| Challenge |
Return the entries below in their exact form, leaving the pictures out.

| Provided records |

┌──

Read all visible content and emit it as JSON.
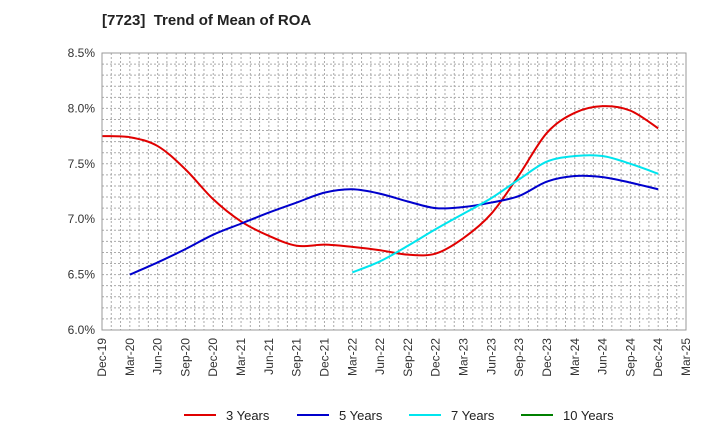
{
  "chart_data": {
    "type": "line",
    "title": "[7723]  Trend of Mean of ROA",
    "xlabel": "",
    "ylabel": "",
    "x_ticks": [
      "Dec-19",
      "Mar-20",
      "Jun-20",
      "Sep-20",
      "Dec-20",
      "Mar-21",
      "Jun-21",
      "Sep-21",
      "Dec-21",
      "Mar-22",
      "Jun-22",
      "Sep-22",
      "Dec-22",
      "Mar-23",
      "Jun-23",
      "Sep-23",
      "Dec-23",
      "Mar-24",
      "Jun-24",
      "Sep-24",
      "Dec-24",
      "Mar-25"
    ],
    "y_ticks": [
      "6.0%",
      "6.5%",
      "7.0%",
      "7.5%",
      "8.0%",
      "8.5%"
    ],
    "ylim": [
      6.0,
      8.5
    ],
    "grid": true,
    "legend_position": "bottom",
    "series": [
      {
        "name": "3 Years",
        "color": "#e00000",
        "points": [
          [
            "Dec-19",
            7.75
          ],
          [
            "Mar-20",
            7.74
          ],
          [
            "Jun-20",
            7.66
          ],
          [
            "Sep-20",
            7.45
          ],
          [
            "Dec-20",
            7.18
          ],
          [
            "Mar-21",
            6.98
          ],
          [
            "Jun-21",
            6.85
          ],
          [
            "Sep-21",
            6.76
          ],
          [
            "Dec-21",
            6.77
          ],
          [
            "Mar-22",
            6.75
          ],
          [
            "Jun-22",
            6.72
          ],
          [
            "Sep-22",
            6.68
          ],
          [
            "Dec-22",
            6.69
          ],
          [
            "Mar-23",
            6.83
          ],
          [
            "Jun-23",
            7.05
          ],
          [
            "Sep-23",
            7.4
          ],
          [
            "Dec-23",
            7.78
          ],
          [
            "Mar-24",
            7.96
          ],
          [
            "Jun-24",
            8.02
          ],
          [
            "Sep-24",
            7.98
          ],
          [
            "Dec-24",
            7.82
          ]
        ]
      },
      {
        "name": "5 Years",
        "color": "#0000cc",
        "points": [
          [
            "Mar-20",
            6.5
          ],
          [
            "Jun-20",
            6.61
          ],
          [
            "Sep-20",
            6.73
          ],
          [
            "Dec-20",
            6.86
          ],
          [
            "Mar-21",
            6.96
          ],
          [
            "Jun-21",
            7.06
          ],
          [
            "Sep-21",
            7.15
          ],
          [
            "Dec-21",
            7.24
          ],
          [
            "Mar-22",
            7.27
          ],
          [
            "Jun-22",
            7.23
          ],
          [
            "Sep-22",
            7.16
          ],
          [
            "Dec-22",
            7.1
          ],
          [
            "Mar-23",
            7.11
          ],
          [
            "Jun-23",
            7.15
          ],
          [
            "Sep-23",
            7.21
          ],
          [
            "Dec-23",
            7.34
          ],
          [
            "Mar-24",
            7.39
          ],
          [
            "Jun-24",
            7.38
          ],
          [
            "Sep-24",
            7.33
          ],
          [
            "Dec-24",
            7.27
          ]
        ]
      },
      {
        "name": "7 Years",
        "color": "#00e5ee",
        "points": [
          [
            "Mar-22",
            6.52
          ],
          [
            "Jun-22",
            6.62
          ],
          [
            "Sep-22",
            6.76
          ],
          [
            "Dec-22",
            6.91
          ],
          [
            "Mar-23",
            7.05
          ],
          [
            "Jun-23",
            7.19
          ],
          [
            "Sep-23",
            7.36
          ],
          [
            "Dec-23",
            7.52
          ],
          [
            "Mar-24",
            7.57
          ],
          [
            "Jun-24",
            7.57
          ],
          [
            "Sep-24",
            7.5
          ],
          [
            "Dec-24",
            7.41
          ]
        ]
      },
      {
        "name": "10 Years",
        "color": "#008000",
        "points": []
      }
    ]
  }
}
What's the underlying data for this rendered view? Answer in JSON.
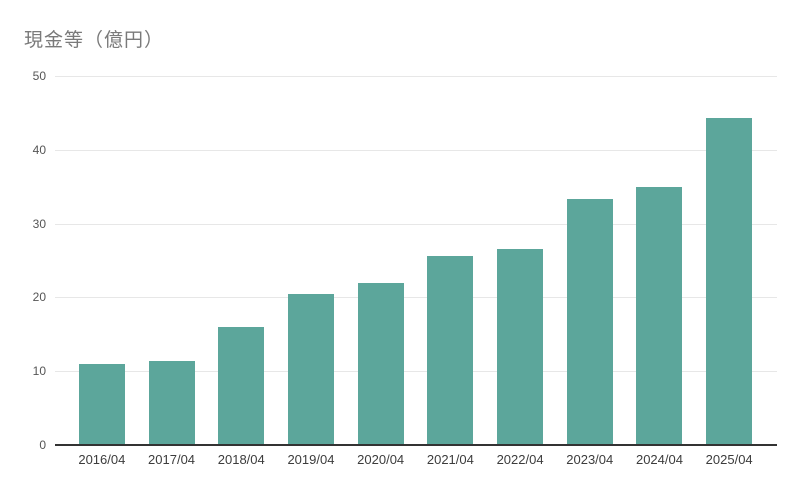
{
  "header": {
    "title": "現金等（億円）"
  },
  "colors": {
    "bar": "#5ca69b",
    "gridline": "#e7e7e7",
    "axis_line": "#333333",
    "title_text": "#7a7a7a",
    "ytick_text": "#555555",
    "xtick_text": "#3c3c3c",
    "background": "#ffffff"
  },
  "chart_data": {
    "type": "bar",
    "title": "現金等（億円）",
    "xlabel": "",
    "ylabel": "",
    "categories": [
      "2016/04",
      "2017/04",
      "2018/04",
      "2019/04",
      "2020/04",
      "2021/04",
      "2022/04",
      "2023/04",
      "2024/04",
      "2025/04"
    ],
    "values": [
      11.0,
      11.4,
      16.0,
      20.5,
      22.0,
      25.6,
      26.6,
      33.4,
      35.0,
      44.3
    ],
    "ylim": [
      0,
      50
    ],
    "yticks": [
      0,
      10,
      20,
      30,
      40,
      50
    ],
    "grid": true,
    "legend": false
  }
}
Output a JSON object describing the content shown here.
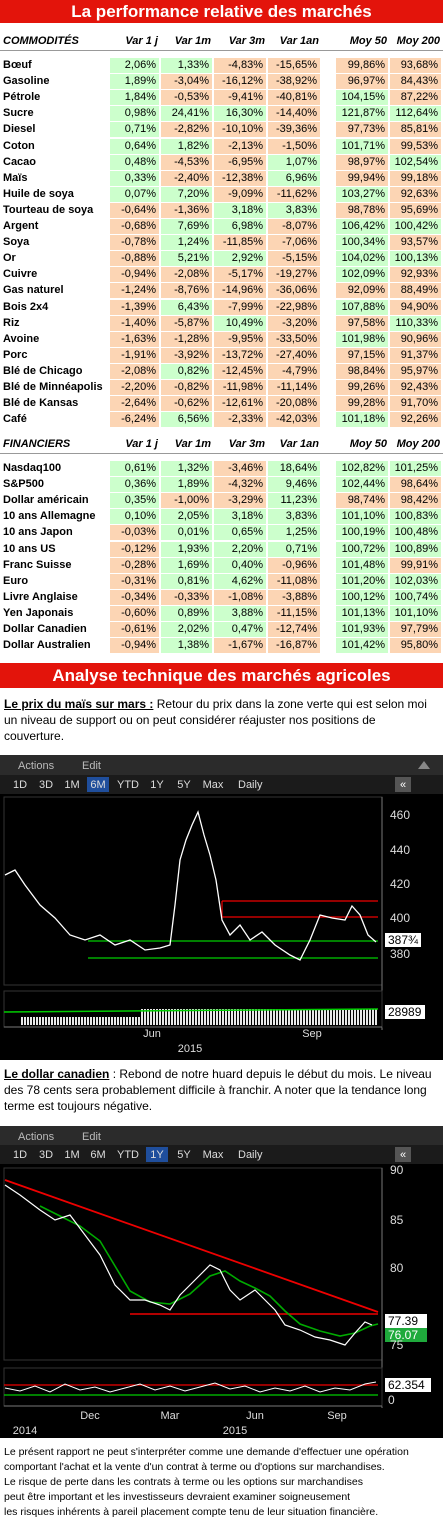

└──

| Full answer |
Read all visible content and emit it as JSON.
{
  "chart_data": {
    "type": "line",
    "title": "[7723]  Trend of Mean of ROA",
    "xlabel": "",
    "ylabel": "",
    "x_ticks": [
      "Dec-19",
      "Mar-20",
      "Jun-20",
      "Sep-20",
      "Dec-20",
      "Mar-21",
      "Jun-21",
      "Sep-21",
      "Dec-21",
      "Mar-22",
      "Jun-22",
      "Sep-22",
      "Dec-22",
      "Mar-23",
      "Jun-23",
      "Sep-23",
      "Dec-23",
      "Mar-24",
      "Jun-24",
      "Sep-24",
      "Dec-24",
      "Mar-25"
    ],
    "y_ticks": [
      "6.0%",
      "6.5%",
      "7.0%",
      "7.5%",
      "8.0%",
      "8.5%"
    ],
    "ylim": [
      6.0,
      8.5
    ],
    "grid": true,
    "legend_position": "bottom",
    "series": [
      {
        "name": "3 Years",
        "color": "#e00000",
        "points": [
          [
            "Dec-19",
            7.75
          ],
          [
            "Mar-20",
            7.74
          ],
          [
            "Jun-20",
            7.66
          ],
          [
            "Sep-20",
            7.45
          ],
          [
            "Dec-20",
            7.18
          ],
          [
            "Mar-21",
            6.98
          ],
          [
            "Jun-21",
            6.85
          ],
          [
            "Sep-21",
            6.76
          ],
          [
            "Dec-21",
            6.77
          ],
          [
            "Mar-22",
            6.75
          ],
          [
            "Jun-22",
            6.72
          ],
          [
            "Sep-22",
            6.68
          ],
          [
            "Dec-22",
            6.69
          ],
          [
            "Mar-23",
            6.83
          ],
          [
            "Jun-23",
            7.05
          ],
          [
            "Sep-23",
            7.4
          ],
          [
            "Dec-23",
            7.78
          ],
          [
            "Mar-24",
            7.96
          ],
          [
            "Jun-24",
            8.02
          ],
          [
            "Sep-24",
            7.98
          ],
          [
            "Dec-24",
            7.82
          ]
        ]
      },
      {
        "name": "5 Years",
        "color": "#0000cc",
        "points": [
          [
            "Mar-20",
            6.5
          ],
          [
            "Jun-20",
            6.61
          ],
          [
            "Sep-20",
            6.73
          ],
          [
            "Dec-20",
            6.86
          ],
          [
            "Mar-21",
            6.96
          ],
          [
            "Jun-21",
            7.06
          ],
          [
            "Sep-21",
            7.15
          ],
          [
            "Dec-21",
            7.24
          ],
          [
            "Mar-22",
            7.27
          ],
          [
            "Jun-22",
            7.23
          ],
          [
            "Sep-22",
            7.16
          ],
          [
            "Dec-22",
            7.1
          ],
          [
            "Mar-23",
            7.11
          ],
          [
            "Jun-23",
            7.15
          ],
          [
            "Sep-23",
            7.21
          ],
          [
            "Dec-23",
            7.34
          ],
          [
            "Mar-24",
            7.39
          ],
          [
            "Jun-24",
            7.38
          ],
          [
            "Sep-24",
            7.33
          ],
          [
            "Dec-24",
            7.27
          ]
        ]
      },
      {
        "name": "7 Years",
        "color": "#00e5ee",
        "points": [
          [
            "Mar-22",
            6.52
          ],
          [
            "Jun-22",
            6.62
          ],
          [
            "Sep-22",
            6.76
          ],
          [
            "Dec-22",
            6.91
          ],
          [
            "Mar-23",
            7.05
          ],
          [
            "Jun-23",
            7.19
          ],
          [
            "Sep-23",
            7.36
          ],
          [
            "Dec-23",
            7.52
          ],
          [
            "Mar-24",
            7.57
          ],
          [
            "Jun-24",
            7.57
          ],
          [
            "Sep-24",
            7.5
          ],
          [
            "Dec-24",
            7.41
          ]
        ]
      },
      {
        "name": "10 Years",
        "color": "#008000",
        "points": []
      }
    ]
  }
}
What's the underlying data for this rendered view? Answer in JSON.
{
  "header": {
    "title": "現金等（億円）"
  },
  "colors": {
    "bar": "#5ca69b",
    "gridline": "#e7e7e7",
    "axis_line": "#333333",
    "title_text": "#7a7a7a",
    "ytick_text": "#555555",
    "xtick_text": "#3c3c3c",
    "background": "#ffffff"
  },
  "chart_data": {
    "type": "bar",
    "title": "現金等（億円）",
    "xlabel": "",
    "ylabel": "",
    "categories": [
      "2016/04",
      "2017/04",
      "2018/04",
      "2019/04",
      "2020/04",
      "2021/04",
      "2022/04",
      "2023/04",
      "2024/04",
      "2025/04"
    ],
    "values": [
      11.0,
      11.4,
      16.0,
      20.5,
      22.0,
      25.6,
      26.6,
      33.4,
      35.0,
      44.3
    ],
    "ylim": [
      0,
      50
    ],
    "yticks": [
      0,
      10,
      20,
      30,
      40,
      50
    ],
    "grid": true,
    "legend": false
  }
}
Output a JSON object describing the content shown here.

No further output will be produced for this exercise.